* [Aim]:
Where the string "净资产收益率" occurs in the material below, report the whole line.
▬▬▬▬▬▬▬▬▬▬
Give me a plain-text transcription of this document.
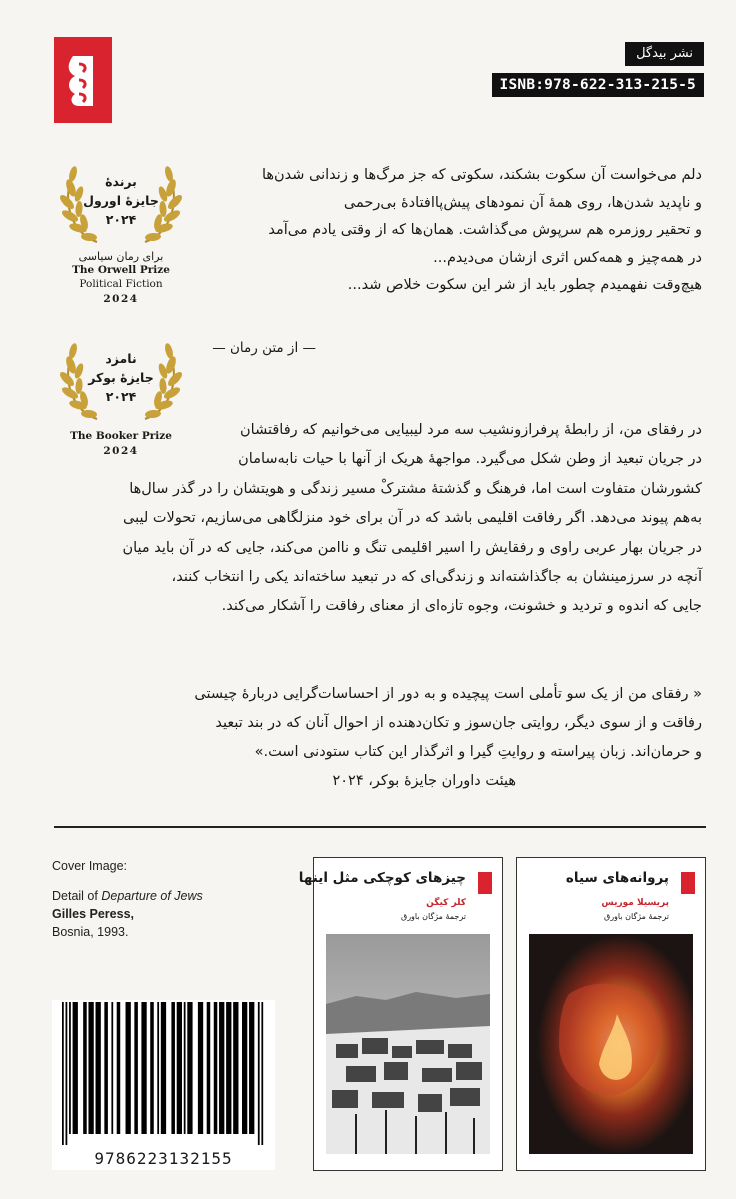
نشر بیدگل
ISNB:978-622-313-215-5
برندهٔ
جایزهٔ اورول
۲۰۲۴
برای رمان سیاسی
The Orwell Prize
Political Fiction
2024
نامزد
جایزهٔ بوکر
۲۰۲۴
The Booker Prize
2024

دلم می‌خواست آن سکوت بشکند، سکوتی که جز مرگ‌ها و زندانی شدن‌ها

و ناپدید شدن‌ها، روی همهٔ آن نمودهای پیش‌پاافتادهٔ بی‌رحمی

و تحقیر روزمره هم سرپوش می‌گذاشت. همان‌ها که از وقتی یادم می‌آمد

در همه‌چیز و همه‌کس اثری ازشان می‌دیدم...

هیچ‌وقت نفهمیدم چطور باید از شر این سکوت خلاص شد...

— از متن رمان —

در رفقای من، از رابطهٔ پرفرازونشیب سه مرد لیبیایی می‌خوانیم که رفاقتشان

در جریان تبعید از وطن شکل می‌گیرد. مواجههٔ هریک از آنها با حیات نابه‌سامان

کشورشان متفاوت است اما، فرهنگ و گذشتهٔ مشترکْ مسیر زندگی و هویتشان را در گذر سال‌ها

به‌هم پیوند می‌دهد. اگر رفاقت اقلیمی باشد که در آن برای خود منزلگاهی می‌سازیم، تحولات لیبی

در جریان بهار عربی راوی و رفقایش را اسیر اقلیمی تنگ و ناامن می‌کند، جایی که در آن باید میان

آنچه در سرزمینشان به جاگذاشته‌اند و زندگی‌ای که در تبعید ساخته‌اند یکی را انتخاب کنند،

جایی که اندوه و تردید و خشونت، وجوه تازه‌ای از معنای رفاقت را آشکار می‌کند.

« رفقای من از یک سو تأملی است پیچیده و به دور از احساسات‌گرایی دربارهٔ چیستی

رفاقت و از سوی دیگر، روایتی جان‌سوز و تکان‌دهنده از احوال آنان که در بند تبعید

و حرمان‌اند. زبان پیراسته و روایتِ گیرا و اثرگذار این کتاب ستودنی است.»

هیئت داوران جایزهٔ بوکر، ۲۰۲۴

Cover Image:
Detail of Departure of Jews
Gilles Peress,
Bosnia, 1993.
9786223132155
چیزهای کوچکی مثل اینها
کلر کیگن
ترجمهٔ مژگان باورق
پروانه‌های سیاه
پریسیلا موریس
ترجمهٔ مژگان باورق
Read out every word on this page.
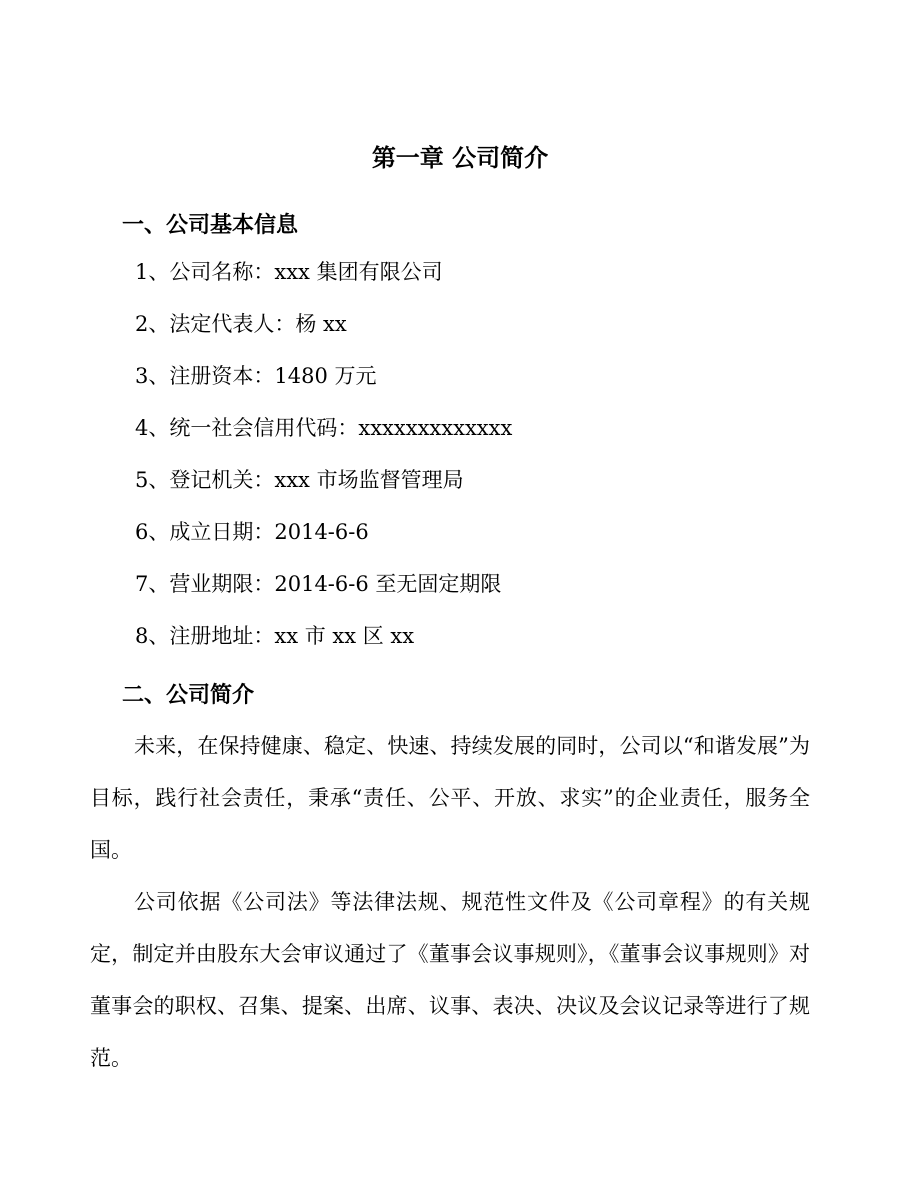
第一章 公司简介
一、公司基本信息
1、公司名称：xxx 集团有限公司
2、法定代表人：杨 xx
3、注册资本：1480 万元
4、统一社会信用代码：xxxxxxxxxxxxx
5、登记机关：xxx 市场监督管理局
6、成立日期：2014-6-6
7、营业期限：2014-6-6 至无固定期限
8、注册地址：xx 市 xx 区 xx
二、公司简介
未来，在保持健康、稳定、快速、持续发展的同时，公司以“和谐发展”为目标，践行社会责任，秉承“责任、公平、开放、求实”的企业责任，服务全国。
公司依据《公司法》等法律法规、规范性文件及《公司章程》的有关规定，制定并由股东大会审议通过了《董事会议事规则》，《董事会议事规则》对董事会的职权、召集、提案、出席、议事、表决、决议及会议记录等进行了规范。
▬▬▬▬▬▬▬▬▬▬
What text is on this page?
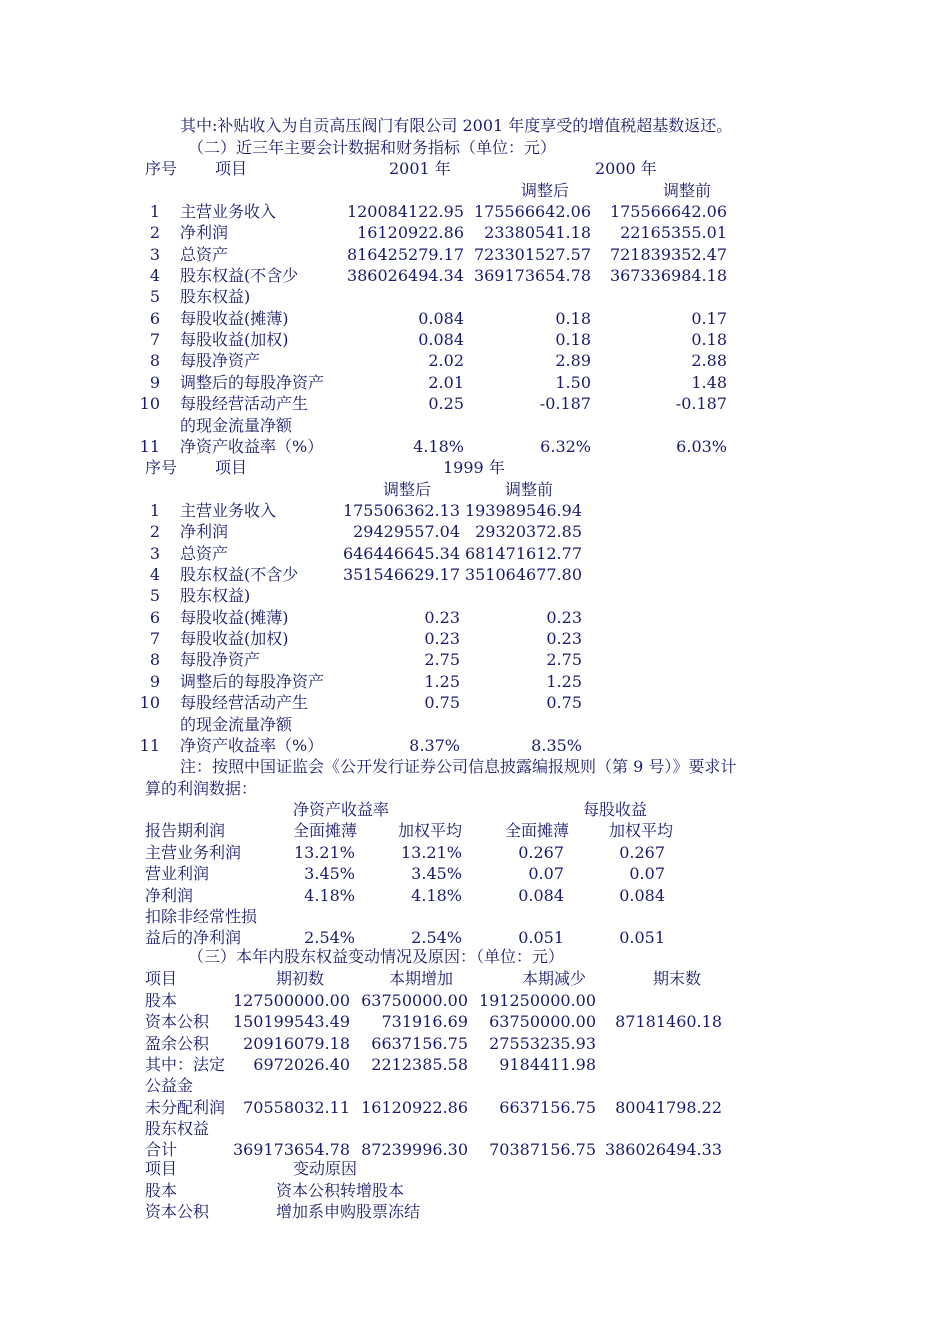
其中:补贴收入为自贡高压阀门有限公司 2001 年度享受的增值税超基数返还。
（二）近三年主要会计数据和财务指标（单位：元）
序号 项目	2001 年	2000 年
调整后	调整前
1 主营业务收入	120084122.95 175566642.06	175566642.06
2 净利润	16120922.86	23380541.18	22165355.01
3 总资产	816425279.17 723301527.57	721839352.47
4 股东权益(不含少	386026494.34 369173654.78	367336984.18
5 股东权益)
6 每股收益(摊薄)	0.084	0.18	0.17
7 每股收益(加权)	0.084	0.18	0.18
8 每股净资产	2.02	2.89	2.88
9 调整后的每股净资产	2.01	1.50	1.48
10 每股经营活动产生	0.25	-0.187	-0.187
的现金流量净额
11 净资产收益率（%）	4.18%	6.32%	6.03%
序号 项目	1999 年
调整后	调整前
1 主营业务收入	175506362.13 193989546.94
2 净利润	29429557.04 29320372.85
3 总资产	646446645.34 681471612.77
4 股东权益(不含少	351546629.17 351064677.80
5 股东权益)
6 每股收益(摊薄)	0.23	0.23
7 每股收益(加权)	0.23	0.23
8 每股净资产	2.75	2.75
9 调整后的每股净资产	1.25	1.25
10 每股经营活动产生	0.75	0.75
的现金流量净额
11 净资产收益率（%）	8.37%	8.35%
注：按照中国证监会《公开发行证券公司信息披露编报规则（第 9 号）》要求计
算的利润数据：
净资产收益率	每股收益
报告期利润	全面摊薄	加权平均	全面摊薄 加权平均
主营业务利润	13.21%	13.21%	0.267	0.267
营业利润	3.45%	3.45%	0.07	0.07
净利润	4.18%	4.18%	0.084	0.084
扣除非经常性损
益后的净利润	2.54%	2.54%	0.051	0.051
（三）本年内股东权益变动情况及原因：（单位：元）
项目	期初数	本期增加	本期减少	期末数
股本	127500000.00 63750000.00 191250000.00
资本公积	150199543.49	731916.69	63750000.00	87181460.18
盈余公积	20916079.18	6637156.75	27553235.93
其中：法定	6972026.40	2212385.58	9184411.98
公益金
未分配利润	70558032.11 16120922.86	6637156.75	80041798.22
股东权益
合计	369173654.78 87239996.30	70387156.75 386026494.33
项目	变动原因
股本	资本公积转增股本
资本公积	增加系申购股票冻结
▬▬▬▬▬▬▬▬▬▬
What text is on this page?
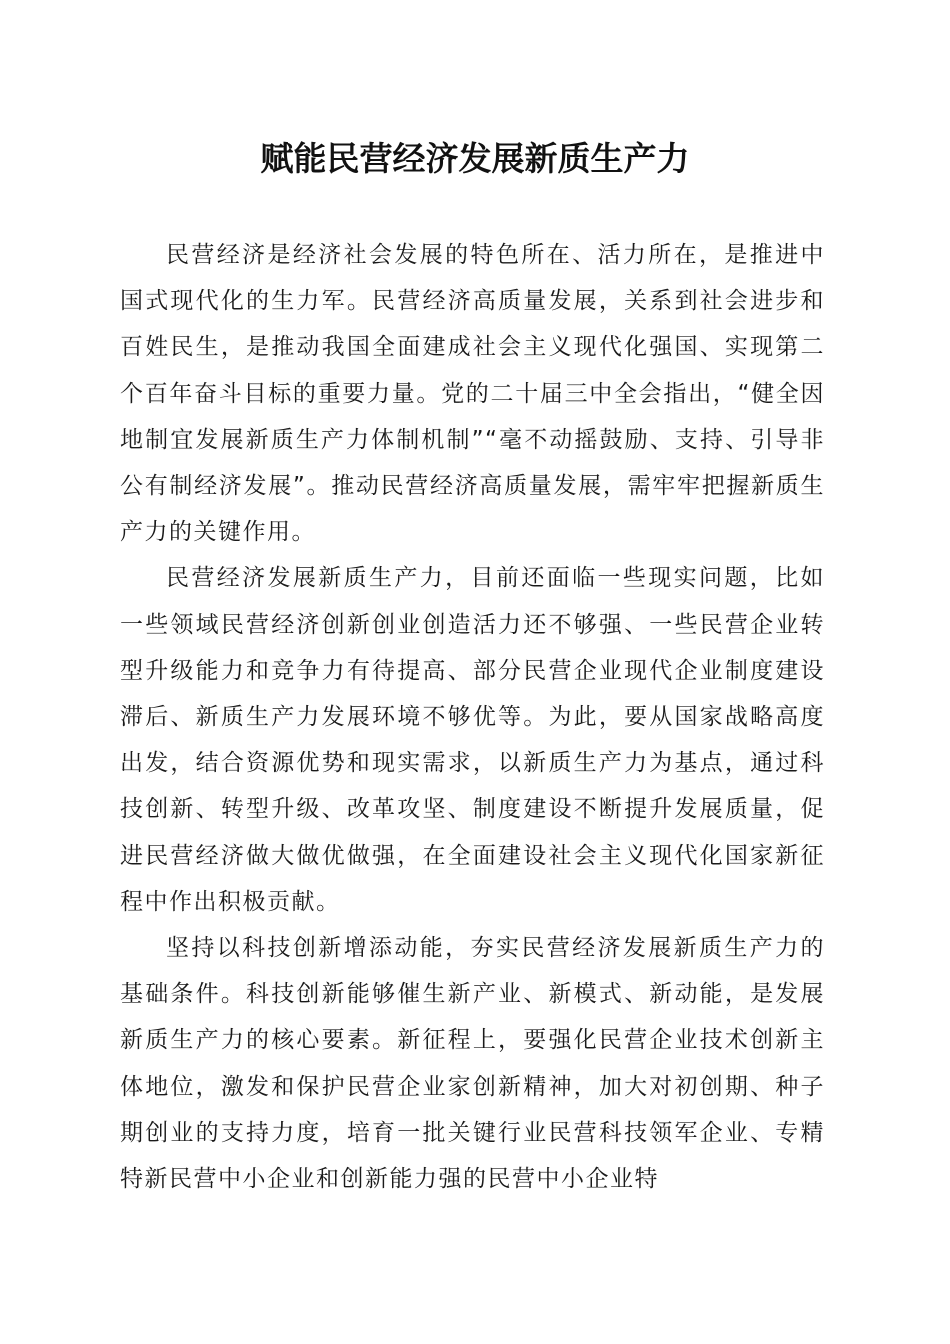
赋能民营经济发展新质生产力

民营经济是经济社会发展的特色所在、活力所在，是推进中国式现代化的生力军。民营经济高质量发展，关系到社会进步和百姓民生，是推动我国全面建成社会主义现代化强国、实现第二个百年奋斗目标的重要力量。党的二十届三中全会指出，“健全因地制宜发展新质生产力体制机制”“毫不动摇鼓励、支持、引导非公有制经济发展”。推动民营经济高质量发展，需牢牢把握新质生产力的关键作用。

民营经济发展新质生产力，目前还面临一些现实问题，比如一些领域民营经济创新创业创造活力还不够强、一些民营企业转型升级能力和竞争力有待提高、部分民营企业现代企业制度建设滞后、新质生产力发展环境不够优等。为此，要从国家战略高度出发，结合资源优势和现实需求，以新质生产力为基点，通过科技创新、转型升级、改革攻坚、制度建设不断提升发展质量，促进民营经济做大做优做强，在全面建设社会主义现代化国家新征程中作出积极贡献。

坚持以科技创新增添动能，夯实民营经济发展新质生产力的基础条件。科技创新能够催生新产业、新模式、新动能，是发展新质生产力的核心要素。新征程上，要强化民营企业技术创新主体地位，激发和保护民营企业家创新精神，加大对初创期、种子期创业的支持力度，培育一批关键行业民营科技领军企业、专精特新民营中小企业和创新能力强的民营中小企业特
▬▬▬▬▬▬▬▬▬▬
* [The result]:
11 净资产收益率（%）	4.18%	6.32%	6.03%
11 净资产收益率（%）	8.37%	8.35%
净资产收益率	每股收益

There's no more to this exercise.